*DIRECTIONS:*
Filter the entries that follow, copying every line in which the word "rmse" appears.

+---+

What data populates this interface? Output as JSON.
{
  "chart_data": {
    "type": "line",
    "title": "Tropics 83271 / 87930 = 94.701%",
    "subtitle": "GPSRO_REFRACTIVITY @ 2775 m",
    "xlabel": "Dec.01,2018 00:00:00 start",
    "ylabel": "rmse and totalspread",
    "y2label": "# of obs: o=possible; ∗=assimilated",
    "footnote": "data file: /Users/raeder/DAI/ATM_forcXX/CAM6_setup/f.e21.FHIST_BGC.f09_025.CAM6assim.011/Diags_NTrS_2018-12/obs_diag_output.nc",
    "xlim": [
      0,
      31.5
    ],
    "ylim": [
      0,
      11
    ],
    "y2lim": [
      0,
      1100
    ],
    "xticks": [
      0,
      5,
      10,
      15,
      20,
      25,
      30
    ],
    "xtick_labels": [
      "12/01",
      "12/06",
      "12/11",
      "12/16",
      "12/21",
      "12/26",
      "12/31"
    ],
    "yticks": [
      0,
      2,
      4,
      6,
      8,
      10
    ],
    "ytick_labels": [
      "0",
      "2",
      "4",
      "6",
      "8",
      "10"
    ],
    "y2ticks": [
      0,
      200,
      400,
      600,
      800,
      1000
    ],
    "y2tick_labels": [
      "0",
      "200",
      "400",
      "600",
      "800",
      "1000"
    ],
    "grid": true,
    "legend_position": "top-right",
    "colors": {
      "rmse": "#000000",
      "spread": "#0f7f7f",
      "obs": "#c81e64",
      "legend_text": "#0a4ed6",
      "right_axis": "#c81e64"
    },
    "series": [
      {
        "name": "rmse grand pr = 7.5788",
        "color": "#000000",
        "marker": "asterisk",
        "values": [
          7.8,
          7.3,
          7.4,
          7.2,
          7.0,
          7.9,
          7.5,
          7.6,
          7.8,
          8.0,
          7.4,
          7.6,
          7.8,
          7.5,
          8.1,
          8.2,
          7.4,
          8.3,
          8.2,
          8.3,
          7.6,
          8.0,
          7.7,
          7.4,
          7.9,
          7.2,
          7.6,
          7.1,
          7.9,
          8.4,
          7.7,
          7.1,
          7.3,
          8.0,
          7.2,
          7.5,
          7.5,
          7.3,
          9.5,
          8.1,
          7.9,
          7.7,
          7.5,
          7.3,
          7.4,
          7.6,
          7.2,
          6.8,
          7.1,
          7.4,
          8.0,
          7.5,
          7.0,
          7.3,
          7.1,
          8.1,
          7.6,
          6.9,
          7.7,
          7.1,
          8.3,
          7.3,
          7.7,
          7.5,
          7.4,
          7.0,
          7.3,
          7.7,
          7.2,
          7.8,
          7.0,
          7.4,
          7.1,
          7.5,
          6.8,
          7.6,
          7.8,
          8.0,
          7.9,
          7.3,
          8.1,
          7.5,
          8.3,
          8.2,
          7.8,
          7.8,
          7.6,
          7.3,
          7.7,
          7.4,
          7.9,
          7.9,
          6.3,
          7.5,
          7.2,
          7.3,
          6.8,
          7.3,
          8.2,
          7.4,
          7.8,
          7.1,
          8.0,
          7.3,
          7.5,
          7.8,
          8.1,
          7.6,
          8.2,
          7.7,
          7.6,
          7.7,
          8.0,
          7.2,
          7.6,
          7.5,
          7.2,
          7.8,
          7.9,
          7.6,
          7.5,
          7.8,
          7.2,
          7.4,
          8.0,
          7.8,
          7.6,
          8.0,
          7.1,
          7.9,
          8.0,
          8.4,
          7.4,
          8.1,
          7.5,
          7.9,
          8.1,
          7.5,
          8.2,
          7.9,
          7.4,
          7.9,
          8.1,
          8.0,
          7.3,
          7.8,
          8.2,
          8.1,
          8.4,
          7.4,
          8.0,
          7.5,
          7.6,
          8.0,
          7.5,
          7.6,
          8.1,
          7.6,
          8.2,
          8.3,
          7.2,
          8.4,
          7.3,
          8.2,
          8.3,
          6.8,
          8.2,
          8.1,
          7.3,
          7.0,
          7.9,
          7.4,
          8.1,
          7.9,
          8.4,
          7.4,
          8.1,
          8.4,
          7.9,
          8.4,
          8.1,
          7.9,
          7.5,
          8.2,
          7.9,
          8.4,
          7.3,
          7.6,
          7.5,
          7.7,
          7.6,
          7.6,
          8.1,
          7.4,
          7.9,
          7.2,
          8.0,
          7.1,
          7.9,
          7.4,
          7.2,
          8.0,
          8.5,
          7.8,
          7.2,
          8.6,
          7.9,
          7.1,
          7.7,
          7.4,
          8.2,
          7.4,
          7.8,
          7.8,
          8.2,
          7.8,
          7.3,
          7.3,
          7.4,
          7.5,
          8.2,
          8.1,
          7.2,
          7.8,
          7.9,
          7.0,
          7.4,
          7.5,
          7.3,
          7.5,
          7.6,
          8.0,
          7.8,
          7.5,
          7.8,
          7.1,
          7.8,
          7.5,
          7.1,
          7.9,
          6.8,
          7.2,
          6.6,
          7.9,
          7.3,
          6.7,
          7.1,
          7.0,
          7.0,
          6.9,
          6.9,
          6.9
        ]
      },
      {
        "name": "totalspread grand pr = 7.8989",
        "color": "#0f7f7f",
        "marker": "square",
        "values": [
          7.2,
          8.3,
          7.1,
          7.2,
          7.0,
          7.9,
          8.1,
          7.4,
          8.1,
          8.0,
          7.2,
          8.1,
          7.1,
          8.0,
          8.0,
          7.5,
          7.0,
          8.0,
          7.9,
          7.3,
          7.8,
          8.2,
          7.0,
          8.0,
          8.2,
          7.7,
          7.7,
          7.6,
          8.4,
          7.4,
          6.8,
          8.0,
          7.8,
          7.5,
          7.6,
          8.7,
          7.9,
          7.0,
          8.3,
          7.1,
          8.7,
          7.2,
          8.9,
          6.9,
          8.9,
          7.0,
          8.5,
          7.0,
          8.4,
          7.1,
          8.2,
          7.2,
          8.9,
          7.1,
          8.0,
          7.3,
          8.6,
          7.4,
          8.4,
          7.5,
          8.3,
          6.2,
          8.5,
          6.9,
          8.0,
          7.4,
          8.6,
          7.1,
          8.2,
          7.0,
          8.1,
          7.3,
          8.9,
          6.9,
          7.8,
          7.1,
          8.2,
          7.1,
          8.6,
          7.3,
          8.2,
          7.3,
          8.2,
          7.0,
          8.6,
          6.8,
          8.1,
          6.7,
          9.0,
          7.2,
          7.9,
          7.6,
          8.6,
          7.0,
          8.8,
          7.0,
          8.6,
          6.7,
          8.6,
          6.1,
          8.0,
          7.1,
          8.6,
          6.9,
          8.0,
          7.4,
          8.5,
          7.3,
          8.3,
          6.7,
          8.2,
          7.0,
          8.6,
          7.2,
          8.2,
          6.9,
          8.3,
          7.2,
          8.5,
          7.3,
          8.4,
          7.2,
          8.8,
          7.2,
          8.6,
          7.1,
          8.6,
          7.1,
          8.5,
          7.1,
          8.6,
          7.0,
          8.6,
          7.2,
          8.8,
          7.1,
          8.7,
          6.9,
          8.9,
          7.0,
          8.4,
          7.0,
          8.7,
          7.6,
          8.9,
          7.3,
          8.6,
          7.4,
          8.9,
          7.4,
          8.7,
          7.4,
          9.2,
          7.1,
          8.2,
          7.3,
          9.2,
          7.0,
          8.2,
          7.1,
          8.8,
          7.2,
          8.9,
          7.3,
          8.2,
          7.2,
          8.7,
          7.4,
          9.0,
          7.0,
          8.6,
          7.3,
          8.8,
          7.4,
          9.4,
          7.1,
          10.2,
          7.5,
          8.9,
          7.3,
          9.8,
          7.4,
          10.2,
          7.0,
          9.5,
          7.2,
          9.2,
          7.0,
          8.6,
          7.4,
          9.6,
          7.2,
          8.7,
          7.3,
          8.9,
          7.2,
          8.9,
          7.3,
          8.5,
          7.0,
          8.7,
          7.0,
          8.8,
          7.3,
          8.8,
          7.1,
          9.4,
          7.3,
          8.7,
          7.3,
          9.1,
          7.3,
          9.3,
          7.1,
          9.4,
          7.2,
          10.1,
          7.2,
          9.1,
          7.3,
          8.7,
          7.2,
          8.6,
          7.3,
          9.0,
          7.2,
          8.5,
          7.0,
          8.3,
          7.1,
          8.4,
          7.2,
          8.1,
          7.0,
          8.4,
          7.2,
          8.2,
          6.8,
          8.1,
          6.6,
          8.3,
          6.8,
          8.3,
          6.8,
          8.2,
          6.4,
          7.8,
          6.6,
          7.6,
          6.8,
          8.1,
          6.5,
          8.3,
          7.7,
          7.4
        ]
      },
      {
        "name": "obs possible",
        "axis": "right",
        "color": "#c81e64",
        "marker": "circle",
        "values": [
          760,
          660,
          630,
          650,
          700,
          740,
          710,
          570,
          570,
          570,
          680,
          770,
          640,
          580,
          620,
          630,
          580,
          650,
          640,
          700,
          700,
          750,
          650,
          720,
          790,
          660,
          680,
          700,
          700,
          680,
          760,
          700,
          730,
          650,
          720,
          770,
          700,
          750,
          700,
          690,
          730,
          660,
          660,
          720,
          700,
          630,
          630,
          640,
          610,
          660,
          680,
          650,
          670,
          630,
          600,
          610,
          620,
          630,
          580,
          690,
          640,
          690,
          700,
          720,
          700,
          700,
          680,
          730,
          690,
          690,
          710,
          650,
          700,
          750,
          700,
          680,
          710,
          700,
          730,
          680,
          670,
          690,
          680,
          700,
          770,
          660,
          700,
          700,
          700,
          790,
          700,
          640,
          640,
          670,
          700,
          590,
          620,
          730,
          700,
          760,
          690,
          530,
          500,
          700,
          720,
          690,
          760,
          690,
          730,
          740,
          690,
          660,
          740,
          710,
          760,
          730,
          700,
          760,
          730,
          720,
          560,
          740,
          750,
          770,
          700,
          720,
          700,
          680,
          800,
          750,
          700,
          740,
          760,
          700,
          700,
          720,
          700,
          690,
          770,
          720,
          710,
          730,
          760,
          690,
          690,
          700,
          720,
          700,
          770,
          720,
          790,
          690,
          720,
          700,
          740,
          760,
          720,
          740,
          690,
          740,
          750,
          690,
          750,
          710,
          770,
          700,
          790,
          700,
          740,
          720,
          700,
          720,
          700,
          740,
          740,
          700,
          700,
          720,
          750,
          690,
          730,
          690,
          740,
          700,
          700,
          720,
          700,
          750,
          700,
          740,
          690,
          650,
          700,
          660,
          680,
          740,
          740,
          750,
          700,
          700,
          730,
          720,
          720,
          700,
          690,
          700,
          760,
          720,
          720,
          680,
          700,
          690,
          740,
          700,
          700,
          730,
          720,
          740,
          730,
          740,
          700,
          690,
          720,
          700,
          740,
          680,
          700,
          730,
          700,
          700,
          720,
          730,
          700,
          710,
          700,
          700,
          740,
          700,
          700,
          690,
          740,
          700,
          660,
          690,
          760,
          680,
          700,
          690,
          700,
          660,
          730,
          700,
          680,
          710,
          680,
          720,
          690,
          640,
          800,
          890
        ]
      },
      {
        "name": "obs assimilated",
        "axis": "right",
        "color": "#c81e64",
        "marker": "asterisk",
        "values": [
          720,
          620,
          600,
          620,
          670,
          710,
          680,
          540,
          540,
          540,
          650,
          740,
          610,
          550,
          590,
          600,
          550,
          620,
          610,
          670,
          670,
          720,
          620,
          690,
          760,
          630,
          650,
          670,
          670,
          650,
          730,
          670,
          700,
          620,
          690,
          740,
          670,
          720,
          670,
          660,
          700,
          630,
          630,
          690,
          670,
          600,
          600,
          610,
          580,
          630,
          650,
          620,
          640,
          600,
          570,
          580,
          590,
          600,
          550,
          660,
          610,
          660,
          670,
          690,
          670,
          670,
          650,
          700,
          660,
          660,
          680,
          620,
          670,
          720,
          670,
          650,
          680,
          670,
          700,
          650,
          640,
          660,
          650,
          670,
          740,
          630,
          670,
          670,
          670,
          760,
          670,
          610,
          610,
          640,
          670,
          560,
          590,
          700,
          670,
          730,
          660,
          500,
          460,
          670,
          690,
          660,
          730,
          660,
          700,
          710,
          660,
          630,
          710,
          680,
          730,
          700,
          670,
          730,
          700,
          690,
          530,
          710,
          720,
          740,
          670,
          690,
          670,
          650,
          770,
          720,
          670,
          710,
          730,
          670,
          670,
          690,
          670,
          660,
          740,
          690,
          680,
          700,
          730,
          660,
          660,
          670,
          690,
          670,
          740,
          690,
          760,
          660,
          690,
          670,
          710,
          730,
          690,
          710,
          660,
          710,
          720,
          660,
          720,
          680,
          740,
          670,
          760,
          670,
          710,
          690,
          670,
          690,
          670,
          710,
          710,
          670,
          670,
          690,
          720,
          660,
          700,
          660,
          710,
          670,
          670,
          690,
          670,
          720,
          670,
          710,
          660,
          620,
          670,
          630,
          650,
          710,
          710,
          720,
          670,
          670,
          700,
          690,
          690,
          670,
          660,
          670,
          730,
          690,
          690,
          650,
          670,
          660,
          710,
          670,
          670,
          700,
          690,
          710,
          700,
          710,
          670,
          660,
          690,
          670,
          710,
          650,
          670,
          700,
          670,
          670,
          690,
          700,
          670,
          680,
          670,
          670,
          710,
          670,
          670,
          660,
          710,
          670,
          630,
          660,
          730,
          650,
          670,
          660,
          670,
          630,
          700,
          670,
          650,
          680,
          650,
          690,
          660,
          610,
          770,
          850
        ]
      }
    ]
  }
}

+---+

*COMPLETE RESPONSE:*
    "ylabel": "rmse and totalspread",
      "rmse": "#000000",
        "name": "rmse grand pr = 7.5788",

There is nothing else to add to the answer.